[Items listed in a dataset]
*-*-*

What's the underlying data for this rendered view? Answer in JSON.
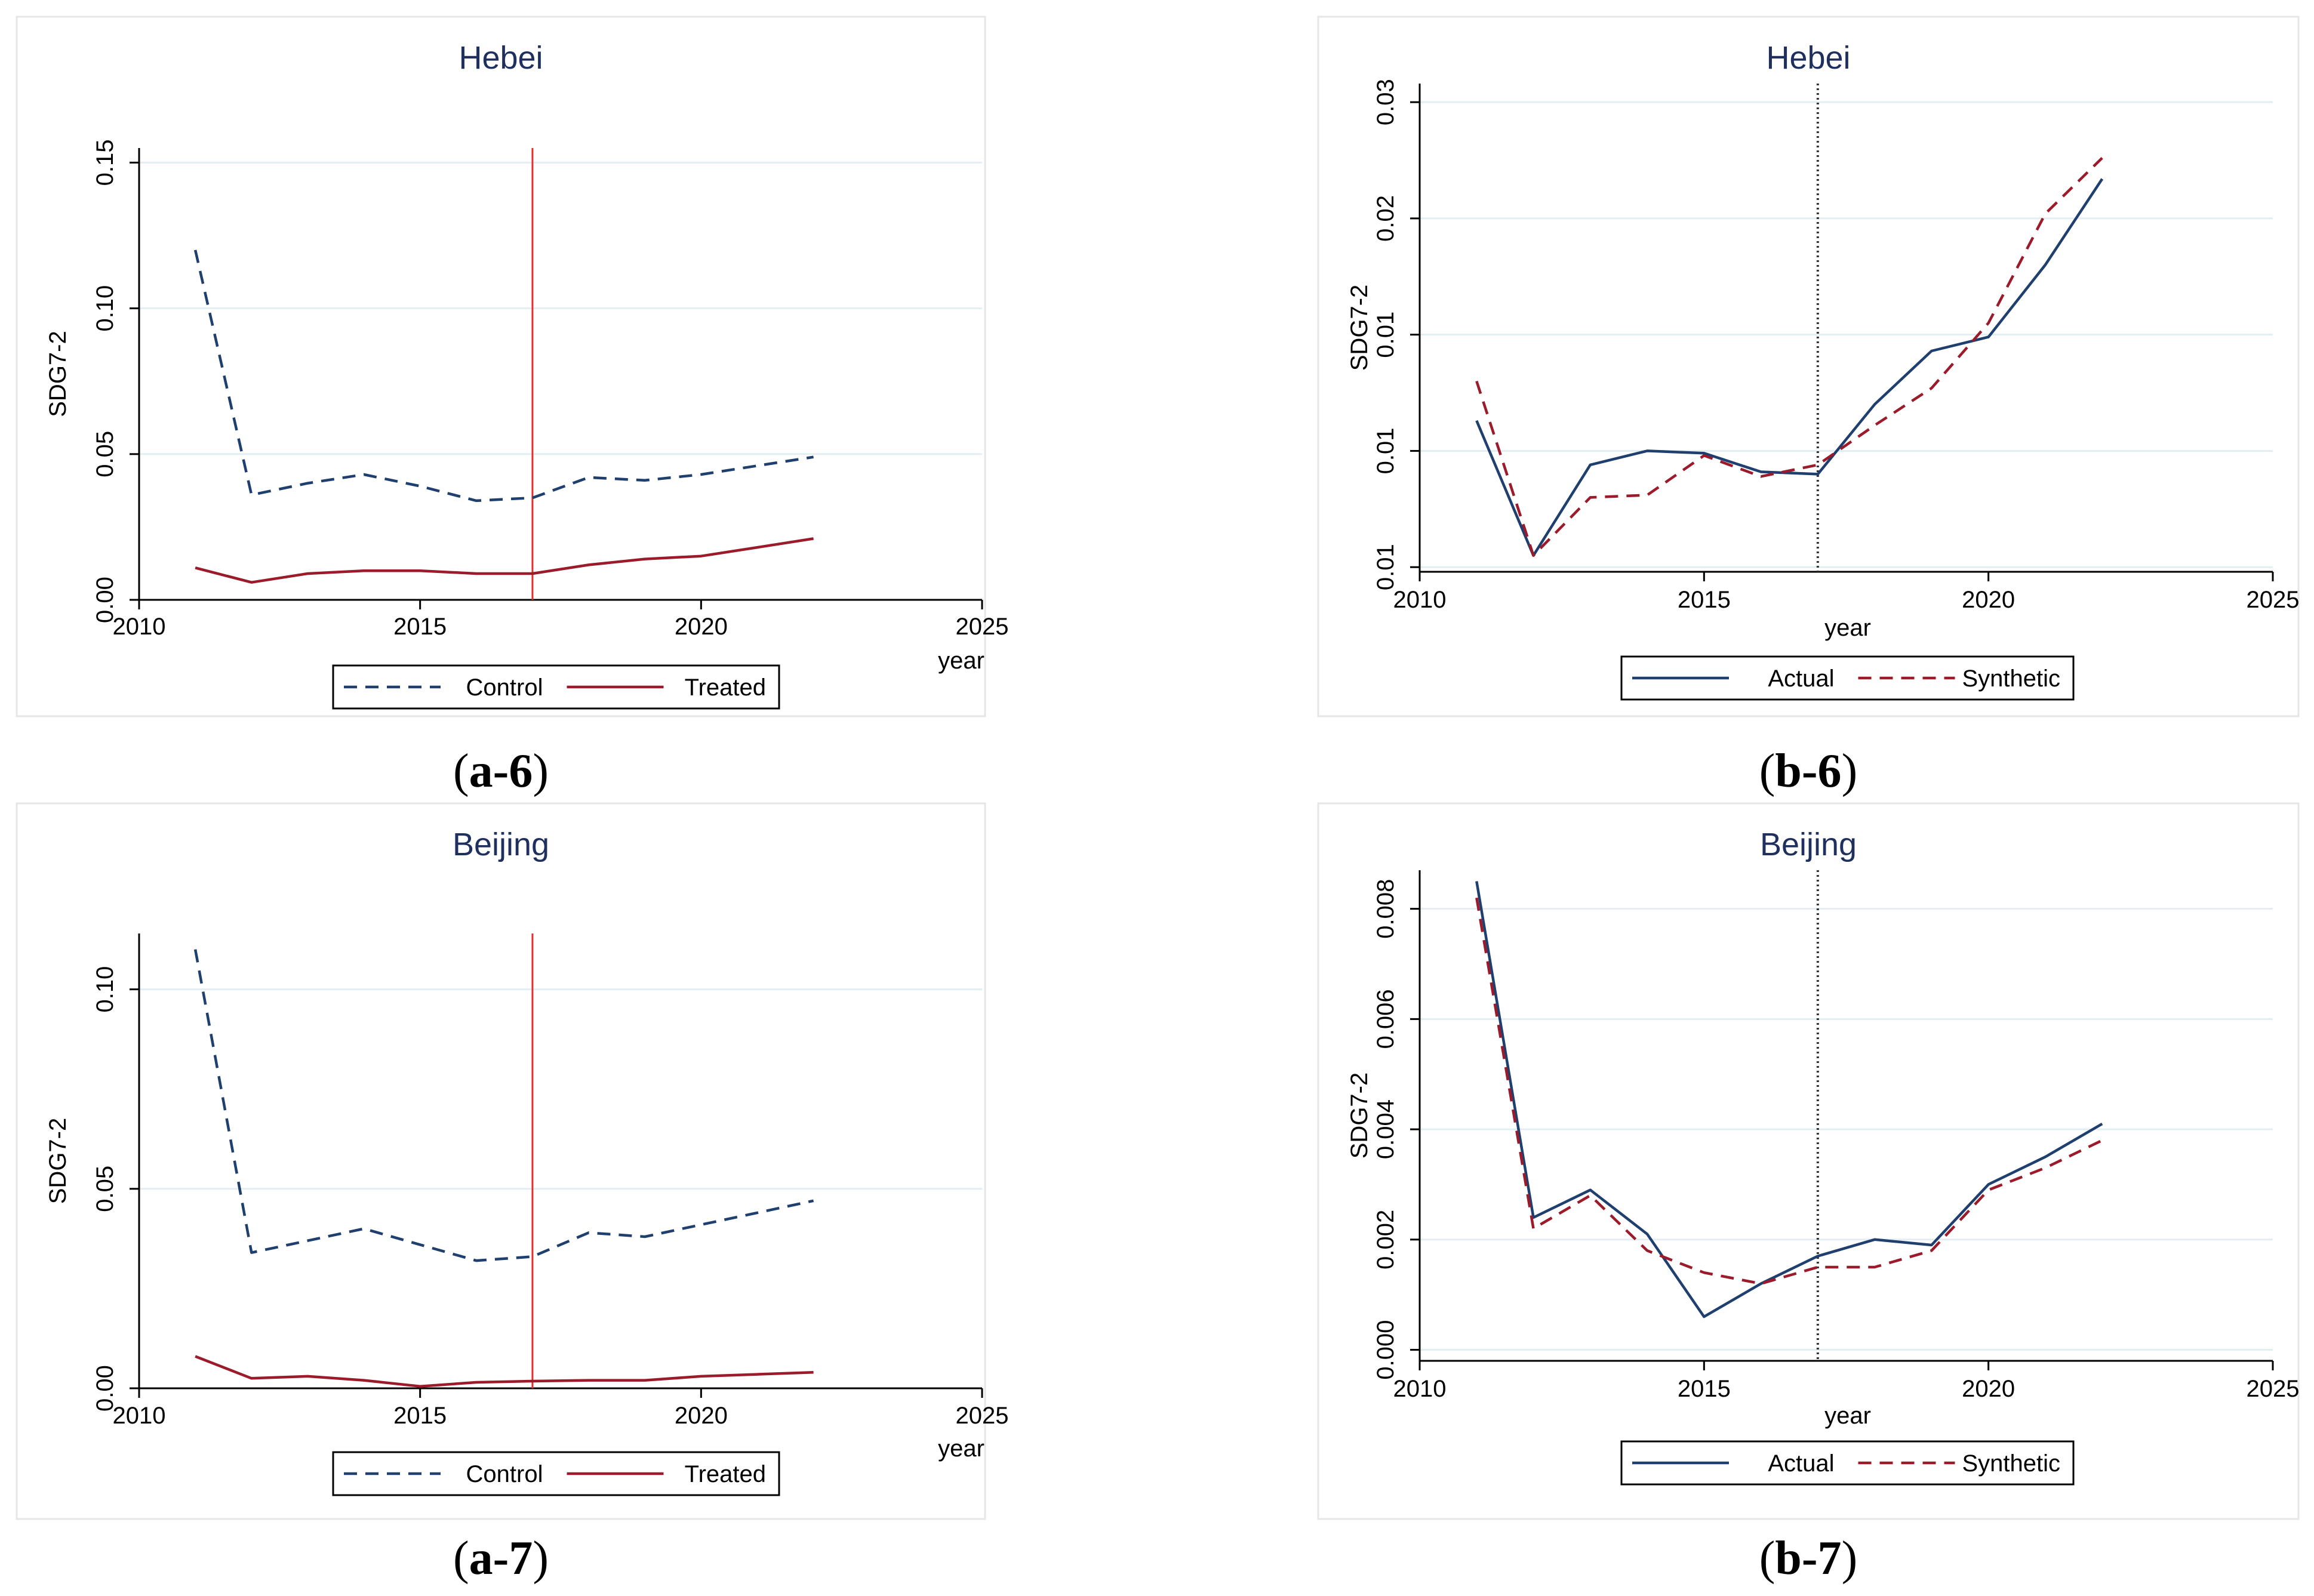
{
  "colors": {
    "control": "#1f3f6e",
    "treated": "#9b1b2a",
    "actual": "#1f3f6e",
    "synthetic": "#9b1b2a",
    "intervention": "#e03030",
    "grid": "#e3eef2",
    "title": "#1f2f5e"
  },
  "chart_data": [
    {
      "id": "a6",
      "type": "line",
      "caption": {
        "open": "(",
        "label": "a-6",
        "close": ")"
      },
      "title": "Hebei",
      "xlabel": "year",
      "ylabel": "SDG7-2",
      "xlim": [
        2010,
        2025
      ],
      "xticks": [
        2010,
        2015,
        2020,
        2025
      ],
      "ylim": [
        0,
        0.155
      ],
      "yticks": [
        0,
        0.05,
        0.1,
        0.15
      ],
      "ytick_labels": [
        "0.00",
        "0.05",
        "0.10",
        "0.15"
      ],
      "vline": {
        "x": 2017,
        "style": "solid"
      },
      "legend_position": "bottom",
      "x": [
        2011,
        2012,
        2013,
        2014,
        2015,
        2016,
        2017,
        2018,
        2019,
        2020,
        2021,
        2022
      ],
      "series": [
        {
          "name": "Control",
          "style": "dashed",
          "color_key": "control",
          "values": [
            0.12,
            0.036,
            0.04,
            0.043,
            0.039,
            0.034,
            0.035,
            0.042,
            0.041,
            0.043,
            0.046,
            0.049
          ]
        },
        {
          "name": "Treated",
          "style": "solid",
          "color_key": "treated",
          "values": [
            0.011,
            0.006,
            0.009,
            0.01,
            0.01,
            0.009,
            0.009,
            0.012,
            0.014,
            0.015,
            0.018,
            0.021
          ]
        }
      ]
    },
    {
      "id": "b6",
      "type": "line",
      "caption": {
        "open": "(",
        "label": "b-6",
        "close": ")"
      },
      "title": "Hebei",
      "xlabel": "year",
      "ylabel": "SDG7-2",
      "xlim": [
        2010,
        2025
      ],
      "xticks": [
        2010,
        2015,
        2020,
        2025
      ],
      "ylim": [
        0.0098,
        0.0308
      ],
      "yticks": [
        0.01,
        0.015,
        0.02,
        0.025,
        0.03
      ],
      "ytick_labels": [
        "0.01",
        "0.01",
        "0.01",
        "0.02",
        "0.03"
      ],
      "vline": {
        "x": 2017,
        "style": "dotted"
      },
      "legend_position": "bottom",
      "x": [
        2011,
        2012,
        2013,
        2014,
        2015,
        2016,
        2017,
        2018,
        2019,
        2020,
        2021,
        2022
      ],
      "series": [
        {
          "name": "Actual",
          "style": "solid",
          "color_key": "actual",
          "values": [
            0.0163,
            0.0105,
            0.0144,
            0.015,
            0.0149,
            0.0141,
            0.014,
            0.017,
            0.0193,
            0.0199,
            0.023,
            0.0267
          ]
        },
        {
          "name": "Synthetic",
          "style": "dashed",
          "color_key": "synthetic",
          "values": [
            0.018,
            0.0105,
            0.013,
            0.0131,
            0.0148,
            0.0139,
            0.0144,
            0.0161,
            0.0177,
            0.0205,
            0.0252,
            0.0276
          ]
        }
      ]
    },
    {
      "id": "a7",
      "type": "line",
      "caption": {
        "open": "(",
        "label": "a-7",
        "close": ")"
      },
      "title": "Beijing",
      "xlabel": "year",
      "ylabel": "SDG7-2",
      "xlim": [
        2010,
        2025
      ],
      "xticks": [
        2010,
        2015,
        2020,
        2025
      ],
      "ylim": [
        0,
        0.114
      ],
      "yticks": [
        0,
        0.05,
        0.1
      ],
      "ytick_labels": [
        "0.00",
        "0.05",
        "0.10"
      ],
      "vline": {
        "x": 2017,
        "style": "solid"
      },
      "legend_position": "bottom",
      "x": [
        2011,
        2012,
        2013,
        2014,
        2015,
        2016,
        2017,
        2018,
        2019,
        2020,
        2021,
        2022
      ],
      "series": [
        {
          "name": "Control",
          "style": "dashed",
          "color_key": "control",
          "values": [
            0.11,
            0.034,
            0.037,
            0.04,
            0.036,
            0.032,
            0.033,
            0.039,
            0.038,
            0.041,
            0.044,
            0.047
          ]
        },
        {
          "name": "Treated",
          "style": "solid",
          "color_key": "treated",
          "values": [
            0.008,
            0.0025,
            0.003,
            0.002,
            0.0005,
            0.0015,
            0.0018,
            0.002,
            0.002,
            0.003,
            0.0035,
            0.004
          ]
        }
      ]
    },
    {
      "id": "b7",
      "type": "line",
      "caption": {
        "open": "(",
        "label": "b-7",
        "close": ")"
      },
      "title": "Beijing",
      "xlabel": "year",
      "ylabel": "SDG7-2",
      "xlim": [
        2010,
        2025
      ],
      "xticks": [
        2010,
        2015,
        2020,
        2025
      ],
      "ylim": [
        -0.0002,
        0.0087
      ],
      "yticks": [
        0,
        0.002,
        0.004,
        0.006,
        0.008
      ],
      "ytick_labels": [
        "0.000",
        "0.002",
        "0.004",
        "0.006",
        "0.008"
      ],
      "vline": {
        "x": 2017,
        "style": "dotted"
      },
      "legend_position": "bottom",
      "x": [
        2011,
        2012,
        2013,
        2014,
        2015,
        2016,
        2017,
        2018,
        2019,
        2020,
        2021,
        2022
      ],
      "series": [
        {
          "name": "Actual",
          "style": "solid",
          "color_key": "actual",
          "values": [
            0.0085,
            0.0024,
            0.0029,
            0.0021,
            0.0006,
            0.0012,
            0.0017,
            0.002,
            0.0019,
            0.003,
            0.0035,
            0.0041
          ]
        },
        {
          "name": "Synthetic",
          "style": "dashed",
          "color_key": "synthetic",
          "values": [
            0.0082,
            0.0022,
            0.0028,
            0.0018,
            0.0014,
            0.0012,
            0.0015,
            0.0015,
            0.0018,
            0.0029,
            0.0033,
            0.0038
          ]
        }
      ]
    }
  ]
}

*-*-*

Write out again every line above exactly as given; the pictures do not belong in the copy.

**Full answer:**
What's the underlying data for this rendered view? Answer in JSON.
{
  "colors": {
    "control": "#1f3f6e",
    "treated": "#9b1b2a",
    "actual": "#1f3f6e",
    "synthetic": "#9b1b2a",
    "intervention": "#e03030",
    "grid": "#e3eef2",
    "title": "#1f2f5e"
  },
  "chart_data": [
    {
      "id": "a6",
      "type": "line",
      "caption": {
        "open": "(",
        "label": "a-6",
        "close": ")"
      },
      "title": "Hebei",
      "xlabel": "year",
      "ylabel": "SDG7-2",
      "xlim": [
        2010,
        2025
      ],
      "xticks": [
        2010,
        2015,
        2020,
        2025
      ],
      "ylim": [
        0,
        0.155
      ],
      "yticks": [
        0,
        0.05,
        0.1,
        0.15
      ],
      "ytick_labels": [
        "0.00",
        "0.05",
        "0.10",
        "0.15"
      ],
      "vline": {
        "x": 2017,
        "style": "solid"
      },
      "legend_position": "bottom",
      "x": [
        2011,
        2012,
        2013,
        2014,
        2015,
        2016,
        2017,
        2018,
        2019,
        2020,
        2021,
        2022
      ],
      "series": [
        {
          "name": "Control",
          "style": "dashed",
          "color_key": "control",
          "values": [
            0.12,
            0.036,
            0.04,
            0.043,
            0.039,
            0.034,
            0.035,
            0.042,
            0.041,
            0.043,
            0.046,
            0.049
          ]
        },
        {
          "name": "Treated",
          "style": "solid",
          "color_key": "treated",
          "values": [
            0.011,
            0.006,
            0.009,
            0.01,
            0.01,
            0.009,
            0.009,
            0.012,
            0.014,
            0.015,
            0.018,
            0.021
          ]
        }
      ]
    },
    {
      "id": "b6",
      "type": "line",
      "caption": {
        "open": "(",
        "label": "b-6",
        "close": ")"
      },
      "title": "Hebei",
      "xlabel": "year",
      "ylabel": "SDG7-2",
      "xlim": [
        2010,
        2025
      ],
      "xticks": [
        2010,
        2015,
        2020,
        2025
      ],
      "ylim": [
        0.0098,
        0.0308
      ],
      "yticks": [
        0.01,
        0.015,
        0.02,
        0.025,
        0.03
      ],
      "ytick_labels": [
        "0.01",
        "0.01",
        "0.01",
        "0.02",
        "0.03"
      ],
      "vline": {
        "x": 2017,
        "style": "dotted"
      },
      "legend_position": "bottom",
      "x": [
        2011,
        2012,
        2013,
        2014,
        2015,
        2016,
        2017,
        2018,
        2019,
        2020,
        2021,
        2022
      ],
      "series": [
        {
          "name": "Actual",
          "style": "solid",
          "color_key": "actual",
          "values": [
            0.0163,
            0.0105,
            0.0144,
            0.015,
            0.0149,
            0.0141,
            0.014,
            0.017,
            0.0193,
            0.0199,
            0.023,
            0.0267
          ]
        },
        {
          "name": "Synthetic",
          "style": "dashed",
          "color_key": "synthetic",
          "values": [
            0.018,
            0.0105,
            0.013,
            0.0131,
            0.0148,
            0.0139,
            0.0144,
            0.0161,
            0.0177,
            0.0205,
            0.0252,
            0.0276
          ]
        }
      ]
    },
    {
      "id": "a7",
      "type": "line",
      "caption": {
        "open": "(",
        "label": "a-7",
        "close": ")"
      },
      "title": "Beijing",
      "xlabel": "year",
      "ylabel": "SDG7-2",
      "xlim": [
        2010,
        2025
      ],
      "xticks": [
        2010,
        2015,
        2020,
        2025
      ],
      "ylim": [
        0,
        0.114
      ],
      "yticks": [
        0,
        0.05,
        0.1
      ],
      "ytick_labels": [
        "0.00",
        "0.05",
        "0.10"
      ],
      "vline": {
        "x": 2017,
        "style": "solid"
      },
      "legend_position": "bottom",
      "x": [
        2011,
        2012,
        2013,
        2014,
        2015,
        2016,
        2017,
        2018,
        2019,
        2020,
        2021,
        2022
      ],
      "series": [
        {
          "name": "Control",
          "style": "dashed",
          "color_key": "control",
          "values": [
            0.11,
            0.034,
            0.037,
            0.04,
            0.036,
            0.032,
            0.033,
            0.039,
            0.038,
            0.041,
            0.044,
            0.047
          ]
        },
        {
          "name": "Treated",
          "style": "solid",
          "color_key": "treated",
          "values": [
            0.008,
            0.0025,
            0.003,
            0.002,
            0.0005,
            0.0015,
            0.0018,
            0.002,
            0.002,
            0.003,
            0.0035,
            0.004
          ]
        }
      ]
    },
    {
      "id": "b7",
      "type": "line",
      "caption": {
        "open": "(",
        "label": "b-7",
        "close": ")"
      },
      "title": "Beijing",
      "xlabel": "year",
      "ylabel": "SDG7-2",
      "xlim": [
        2010,
        2025
      ],
      "xticks": [
        2010,
        2015,
        2020,
        2025
      ],
      "ylim": [
        -0.0002,
        0.0087
      ],
      "yticks": [
        0,
        0.002,
        0.004,
        0.006,
        0.008
      ],
      "ytick_labels": [
        "0.000",
        "0.002",
        "0.004",
        "0.006",
        "0.008"
      ],
      "vline": {
        "x": 2017,
        "style": "dotted"
      },
      "legend_position": "bottom",
      "x": [
        2011,
        2012,
        2013,
        2014,
        2015,
        2016,
        2017,
        2018,
        2019,
        2020,
        2021,
        2022
      ],
      "series": [
        {
          "name": "Actual",
          "style": "solid",
          "color_key": "actual",
          "values": [
            0.0085,
            0.0024,
            0.0029,
            0.0021,
            0.0006,
            0.0012,
            0.0017,
            0.002,
            0.0019,
            0.003,
            0.0035,
            0.0041
          ]
        },
        {
          "name": "Synthetic",
          "style": "dashed",
          "color_key": "synthetic",
          "values": [
            0.0082,
            0.0022,
            0.0028,
            0.0018,
            0.0014,
            0.0012,
            0.0015,
            0.0015,
            0.0018,
            0.0029,
            0.0033,
            0.0038
          ]
        }
      ]
    }
  ]
}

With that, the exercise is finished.